Aim — Determine how many lines hold "glyph" and give only that number.

--- Start Dataset entries ---

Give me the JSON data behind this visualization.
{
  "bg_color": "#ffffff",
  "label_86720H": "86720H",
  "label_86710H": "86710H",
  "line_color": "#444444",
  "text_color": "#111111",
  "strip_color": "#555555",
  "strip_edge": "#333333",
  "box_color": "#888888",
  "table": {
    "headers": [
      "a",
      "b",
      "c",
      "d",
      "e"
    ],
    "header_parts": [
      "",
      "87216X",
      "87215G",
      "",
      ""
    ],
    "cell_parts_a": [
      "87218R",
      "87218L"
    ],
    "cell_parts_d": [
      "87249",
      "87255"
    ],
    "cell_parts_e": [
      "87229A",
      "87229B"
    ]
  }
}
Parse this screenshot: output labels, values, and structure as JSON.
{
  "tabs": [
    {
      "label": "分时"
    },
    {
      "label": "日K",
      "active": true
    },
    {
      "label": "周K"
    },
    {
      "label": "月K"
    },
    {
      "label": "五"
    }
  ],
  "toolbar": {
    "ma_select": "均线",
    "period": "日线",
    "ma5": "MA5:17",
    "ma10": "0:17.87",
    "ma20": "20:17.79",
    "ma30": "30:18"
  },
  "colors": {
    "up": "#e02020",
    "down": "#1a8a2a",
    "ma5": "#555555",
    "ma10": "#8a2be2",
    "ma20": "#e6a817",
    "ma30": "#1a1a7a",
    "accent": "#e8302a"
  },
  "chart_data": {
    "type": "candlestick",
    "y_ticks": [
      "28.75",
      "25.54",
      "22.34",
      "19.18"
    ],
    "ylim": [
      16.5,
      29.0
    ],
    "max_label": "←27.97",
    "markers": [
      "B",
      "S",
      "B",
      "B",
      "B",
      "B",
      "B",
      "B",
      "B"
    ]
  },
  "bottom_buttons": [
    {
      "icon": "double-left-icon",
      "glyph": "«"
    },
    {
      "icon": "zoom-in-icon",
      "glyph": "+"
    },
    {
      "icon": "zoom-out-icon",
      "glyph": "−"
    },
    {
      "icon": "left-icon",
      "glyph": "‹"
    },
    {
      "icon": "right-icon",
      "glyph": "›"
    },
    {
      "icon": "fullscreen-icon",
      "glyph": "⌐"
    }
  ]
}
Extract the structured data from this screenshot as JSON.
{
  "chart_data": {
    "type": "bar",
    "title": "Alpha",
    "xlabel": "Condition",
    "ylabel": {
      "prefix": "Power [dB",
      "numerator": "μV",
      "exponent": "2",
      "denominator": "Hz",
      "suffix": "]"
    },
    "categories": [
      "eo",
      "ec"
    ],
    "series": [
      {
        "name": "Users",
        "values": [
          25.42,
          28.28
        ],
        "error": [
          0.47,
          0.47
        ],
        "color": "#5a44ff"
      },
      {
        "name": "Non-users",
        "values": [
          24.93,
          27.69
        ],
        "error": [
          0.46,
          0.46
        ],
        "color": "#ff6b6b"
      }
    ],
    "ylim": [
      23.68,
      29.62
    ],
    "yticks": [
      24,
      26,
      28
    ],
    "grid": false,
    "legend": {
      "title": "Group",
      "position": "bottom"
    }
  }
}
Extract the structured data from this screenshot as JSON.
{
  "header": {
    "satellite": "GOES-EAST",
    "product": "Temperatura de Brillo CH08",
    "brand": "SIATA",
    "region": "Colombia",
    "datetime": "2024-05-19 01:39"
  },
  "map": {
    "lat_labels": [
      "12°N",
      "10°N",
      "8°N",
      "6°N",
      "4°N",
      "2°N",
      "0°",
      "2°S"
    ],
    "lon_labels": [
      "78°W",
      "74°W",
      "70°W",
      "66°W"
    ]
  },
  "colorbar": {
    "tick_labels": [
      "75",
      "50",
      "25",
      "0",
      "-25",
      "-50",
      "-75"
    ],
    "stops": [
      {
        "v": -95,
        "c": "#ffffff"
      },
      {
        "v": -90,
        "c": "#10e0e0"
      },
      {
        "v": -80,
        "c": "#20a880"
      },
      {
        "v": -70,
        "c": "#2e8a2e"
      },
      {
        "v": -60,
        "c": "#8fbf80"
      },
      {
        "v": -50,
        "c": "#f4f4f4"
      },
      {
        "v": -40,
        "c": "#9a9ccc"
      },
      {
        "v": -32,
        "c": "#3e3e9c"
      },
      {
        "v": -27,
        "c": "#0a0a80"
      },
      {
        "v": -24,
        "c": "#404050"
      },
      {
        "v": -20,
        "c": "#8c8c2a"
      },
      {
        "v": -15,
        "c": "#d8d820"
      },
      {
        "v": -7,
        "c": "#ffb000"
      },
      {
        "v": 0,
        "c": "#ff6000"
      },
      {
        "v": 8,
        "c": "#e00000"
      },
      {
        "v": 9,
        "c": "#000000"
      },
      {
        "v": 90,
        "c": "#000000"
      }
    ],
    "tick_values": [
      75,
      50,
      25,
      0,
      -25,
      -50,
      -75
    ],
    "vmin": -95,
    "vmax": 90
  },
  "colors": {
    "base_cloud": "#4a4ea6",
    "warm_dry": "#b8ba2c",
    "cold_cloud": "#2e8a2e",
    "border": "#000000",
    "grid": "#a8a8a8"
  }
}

--- End Dataset entries ---

Result of this exercise — 6